:: Instruction ::
Below are the records; copy each line in them that holds the word "title".

:: Stored records ::
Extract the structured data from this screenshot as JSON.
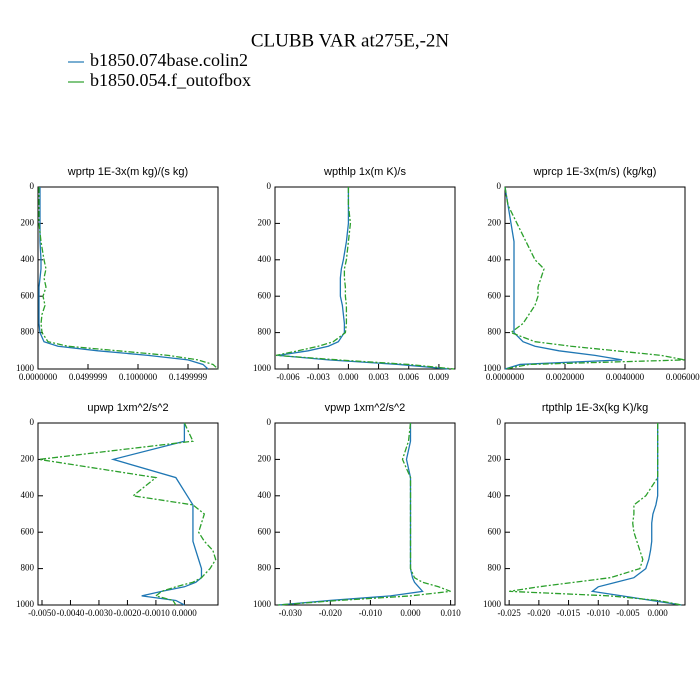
{
  "title": "CLUBB VAR at275E,-2N",
  "legend": [
    {
      "name": "b1850.074base.colin2",
      "color": "#1f77b4"
    },
    {
      "name": "b1850.054.f_outofbox",
      "color": "#2ca02c"
    }
  ],
  "chart_data": [
    {
      "type": "line",
      "title": "wprtp  1E-3x(m kg)/(s kg)",
      "y": [
        0,
        100,
        200,
        300,
        400,
        450,
        500,
        550,
        600,
        650,
        700,
        750,
        800,
        850,
        875,
        900,
        925,
        950,
        975,
        1000
      ],
      "ylim": [
        1000,
        0
      ],
      "yticks": [
        0,
        200,
        400,
        600,
        800,
        1000
      ],
      "xlim": [
        0,
        0.18
      ],
      "xticks": [
        {
          "value": 0,
          "label": "0.0000000"
        },
        {
          "value": 0.05,
          "label": "0.0499999"
        },
        {
          "value": 0.1,
          "label": "0.1000000"
        },
        {
          "value": 0.15,
          "label": "0.1499999"
        }
      ],
      "series": [
        {
          "color": "#1f77b4",
          "values": [
            0.002,
            0.002,
            0.002,
            0.002,
            0.003,
            0.003,
            0.002,
            0.001,
            0.001,
            0.001,
            0.001,
            0.001,
            0.002,
            0.006,
            0.02,
            0.06,
            0.11,
            0.15,
            0.165,
            0.17
          ]
        },
        {
          "color": "#2ca02c",
          "values": [
            0.001,
            0.001,
            0.001,
            0.003,
            0.006,
            0.008,
            0.006,
            0.008,
            0.005,
            0.007,
            0.004,
            0.003,
            0.004,
            0.01,
            0.03,
            0.08,
            0.13,
            0.16,
            0.175,
            0.18
          ]
        }
      ]
    },
    {
      "type": "line",
      "title": "wpthlp  1x(m K)/s",
      "y": [
        0,
        100,
        200,
        300,
        400,
        450,
        500,
        550,
        600,
        650,
        700,
        750,
        800,
        850,
        875,
        900,
        925,
        950,
        975,
        1000
      ],
      "ylim": [
        1000,
        0
      ],
      "yticks": [
        0,
        200,
        400,
        600,
        800,
        1000
      ],
      "xlim": [
        -0.0073,
        0.0106
      ],
      "xticks": [
        -0.006,
        -0.003,
        {
          "value": 0,
          "label": "0.000"
        },
        0.003,
        0.006,
        0.009
      ],
      "series": [
        {
          "color": "#1f77b4",
          "values": [
            0,
            0,
            0,
            -0.0002,
            -0.0005,
            -0.0007,
            -0.0008,
            -0.0008,
            -0.0008,
            -0.0006,
            -0.0005,
            -0.0004,
            -0.0004,
            -0.001,
            -0.002,
            -0.004,
            -0.007,
            -0.002,
            0.005,
            0.01
          ]
        },
        {
          "color": "#2ca02c",
          "values": [
            0,
            0,
            0.0002,
            0,
            -0.0002,
            -0.0004,
            -0.0004,
            -0.0003,
            -0.0003,
            -0.0002,
            -0.0002,
            -0.0002,
            -0.0003,
            -0.0015,
            -0.003,
            -0.005,
            -0.0072,
            -0.001,
            0.006,
            0.0105
          ]
        }
      ]
    },
    {
      "type": "line",
      "title": "wprcp  1E-3x(m/s) (kg/kg)",
      "y": [
        0,
        100,
        200,
        300,
        400,
        450,
        500,
        550,
        600,
        650,
        700,
        750,
        800,
        850,
        875,
        900,
        925,
        950,
        975,
        1000
      ],
      "ylim": [
        1000,
        0
      ],
      "yticks": [
        0,
        200,
        400,
        600,
        800,
        1000
      ],
      "xlim": [
        0,
        0.006
      ],
      "xticks": [
        {
          "value": 0,
          "label": "0.0000000"
        },
        {
          "value": 0.002,
          "label": "0.0020000"
        },
        {
          "value": 0.004,
          "label": "0.0040000"
        },
        {
          "value": 0.006,
          "label": "0.0060000"
        }
      ],
      "series": [
        {
          "color": "#1f77b4",
          "values": [
            0,
            0.0001,
            0.0002,
            0.0003,
            0.0003,
            0.0003,
            0.0003,
            0.0003,
            0.0003,
            0.0003,
            0.0003,
            0.0003,
            0.0003,
            0.0006,
            0.001,
            0.0018,
            0.003,
            0.0039,
            0.0005,
            0
          ]
        },
        {
          "color": "#2ca02c",
          "values": [
            0,
            0.0001,
            0.0004,
            0.0007,
            0.001,
            0.0013,
            0.0012,
            0.0011,
            0.0011,
            0.001,
            0.0008,
            0.0006,
            0.0002,
            0.001,
            0.0022,
            0.0037,
            0.0052,
            0.006,
            0.0008,
            0
          ]
        }
      ]
    },
    {
      "type": "line",
      "title": "upwp  1xm^2/s^2",
      "y": [
        0,
        100,
        200,
        300,
        400,
        450,
        500,
        550,
        600,
        650,
        700,
        750,
        800,
        850,
        875,
        900,
        925,
        950,
        975,
        1000
      ],
      "ylim": [
        1000,
        0
      ],
      "yticks": [
        0,
        200,
        400,
        600,
        800,
        1000
      ],
      "xlim": [
        -0.00514,
        0.00118
      ],
      "xticks": [
        {
          "value": -0.005,
          "label": "-0.0050"
        },
        {
          "value": -0.004,
          "label": "-0.0040"
        },
        {
          "value": -0.003,
          "label": "-0.0030"
        },
        {
          "value": -0.002,
          "label": "-0.0020"
        },
        {
          "value": -0.001,
          "label": "-0.0010"
        },
        {
          "value": 0,
          "label": "0.0000"
        }
      ],
      "series": [
        {
          "color": "#1f77b4",
          "values": [
            0,
            0,
            -0.0025,
            -0.0003,
            0.0001,
            0.0003,
            0.0003,
            0.0003,
            0.0003,
            0.0003,
            0.0004,
            0.0005,
            0.0006,
            0.0006,
            0.0004,
            0,
            -0.0008,
            -0.0015,
            -0.0003,
            0
          ]
        },
        {
          "color": "#2ca02c",
          "values": [
            0,
            0.0003,
            -0.0051,
            -0.001,
            -0.0018,
            0.0003,
            0.0007,
            0.0006,
            0.0005,
            0.0007,
            0.001,
            0.0011,
            0.0009,
            0.0006,
            0.0003,
            -0.0003,
            -0.0008,
            -0.001,
            -0.0004,
            -0.0003
          ]
        }
      ]
    },
    {
      "type": "line",
      "title": "vpwp  1xm^2/s^2",
      "y": [
        0,
        100,
        200,
        300,
        400,
        450,
        500,
        550,
        600,
        650,
        700,
        750,
        800,
        850,
        875,
        900,
        925,
        950,
        975,
        1000
      ],
      "ylim": [
        1000,
        0
      ],
      "yticks": [
        0,
        200,
        400,
        600,
        800,
        1000
      ],
      "xlim": [
        -0.0338,
        0.0111
      ],
      "xticks": [
        {
          "value": -0.03,
          "label": "-0.030"
        },
        {
          "value": -0.02,
          "label": "-0.020"
        },
        {
          "value": -0.01,
          "label": "-0.010"
        },
        {
          "value": 0,
          "label": "0.000"
        },
        {
          "value": 0.01,
          "label": "0.010"
        }
      ],
      "series": [
        {
          "color": "#1f77b4",
          "values": [
            0,
            0,
            -0.001,
            0,
            0,
            0,
            0,
            0,
            0,
            0,
            0,
            0,
            0,
            0.0005,
            0.001,
            0.002,
            0.003,
            -0.005,
            -0.02,
            -0.033
          ]
        },
        {
          "color": "#2ca02c",
          "values": [
            0,
            -0.0005,
            -0.002,
            0,
            0,
            0,
            0,
            0,
            0,
            0,
            0,
            0,
            0,
            0.001,
            0.003,
            0.007,
            0.01,
            0,
            -0.018,
            -0.033
          ]
        }
      ]
    },
    {
      "type": "line",
      "title": "rtpthlp  1E-3x(kg K)/kg",
      "y": [
        0,
        100,
        200,
        300,
        400,
        450,
        500,
        550,
        600,
        650,
        700,
        750,
        800,
        850,
        875,
        900,
        925,
        950,
        975,
        1000
      ],
      "ylim": [
        1000,
        0
      ],
      "yticks": [
        0,
        200,
        400,
        600,
        800,
        1000
      ],
      "xlim": [
        -0.0257,
        0.0046
      ],
      "xticks": [
        {
          "value": -0.025,
          "label": "-0.025"
        },
        {
          "value": -0.02,
          "label": "-0.020"
        },
        {
          "value": -0.015,
          "label": "-0.015"
        },
        {
          "value": -0.01,
          "label": "-0.010"
        },
        {
          "value": -0.005,
          "label": "-0.005"
        },
        {
          "value": 0,
          "label": "0.000"
        }
      ],
      "series": [
        {
          "color": "#1f77b4",
          "values": [
            0,
            0,
            0,
            0,
            0,
            -0.0003,
            -0.0008,
            -0.001,
            -0.001,
            -0.001,
            -0.0012,
            -0.0015,
            -0.002,
            -0.004,
            -0.007,
            -0.01,
            -0.011,
            -0.006,
            -0.001,
            0.004
          ]
        },
        {
          "color": "#2ca02c",
          "values": [
            0,
            0,
            0,
            0,
            -0.002,
            -0.004,
            -0.004,
            -0.0042,
            -0.004,
            -0.0035,
            -0.003,
            -0.0025,
            -0.003,
            -0.008,
            -0.014,
            -0.02,
            -0.025,
            -0.008,
            0,
            0.004
          ]
        }
      ]
    }
  ]
}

:: Exercise answer ::
  "title": "CLUBB VAR at275E,-2N",
      "title": "wprtp  1E-3x(m kg)/(s kg)",
      "title": "wpthlp  1x(m K)/s",
      "title": "wprcp  1E-3x(m/s) (kg/kg)",
      "title": "upwp  1xm^2/s^2",
      "title": "vpwp  1xm^2/s^2",
      "title": "rtpthlp  1E-3x(kg K)/kg",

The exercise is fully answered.